Stored data entries:
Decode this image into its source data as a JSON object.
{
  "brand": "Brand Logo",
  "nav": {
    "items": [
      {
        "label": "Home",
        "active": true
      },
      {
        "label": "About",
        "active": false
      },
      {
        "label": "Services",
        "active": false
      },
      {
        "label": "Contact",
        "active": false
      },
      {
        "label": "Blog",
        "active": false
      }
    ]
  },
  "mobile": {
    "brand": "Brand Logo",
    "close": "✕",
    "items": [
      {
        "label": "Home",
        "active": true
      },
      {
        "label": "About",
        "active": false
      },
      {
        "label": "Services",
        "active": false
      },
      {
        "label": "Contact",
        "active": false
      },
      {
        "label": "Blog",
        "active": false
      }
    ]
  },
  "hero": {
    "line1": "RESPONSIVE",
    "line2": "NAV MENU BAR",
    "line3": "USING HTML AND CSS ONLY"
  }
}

STATED TASK:
Each line above is to be repeated exactly.

COMPLETE ANSWER:
Decode this image into its source data as a JSON object.
{
  "brand": "Brand Logo",
  "nav": {
    "items": [
      {
        "label": "Home",
        "active": true
      },
      {
        "label": "About",
        "active": false
      },
      {
        "label": "Services",
        "active": false
      },
      {
        "label": "Contact",
        "active": false
      },
      {
        "label": "Blog",
        "active": false
      }
    ]
  },
  "mobile": {
    "brand": "Brand Logo",
    "close": "✕",
    "items": [
      {
        "label": "Home",
        "active": true
      },
      {
        "label": "About",
        "active": false
      },
      {
        "label": "Services",
        "active": false
      },
      {
        "label": "Contact",
        "active": false
      },
      {
        "label": "Blog",
        "active": false
      }
    ]
  },
  "hero": {
    "line1": "RESPONSIVE",
    "line2": "NAV MENU BAR",
    "line3": "USING HTML AND CSS ONLY"
  }
}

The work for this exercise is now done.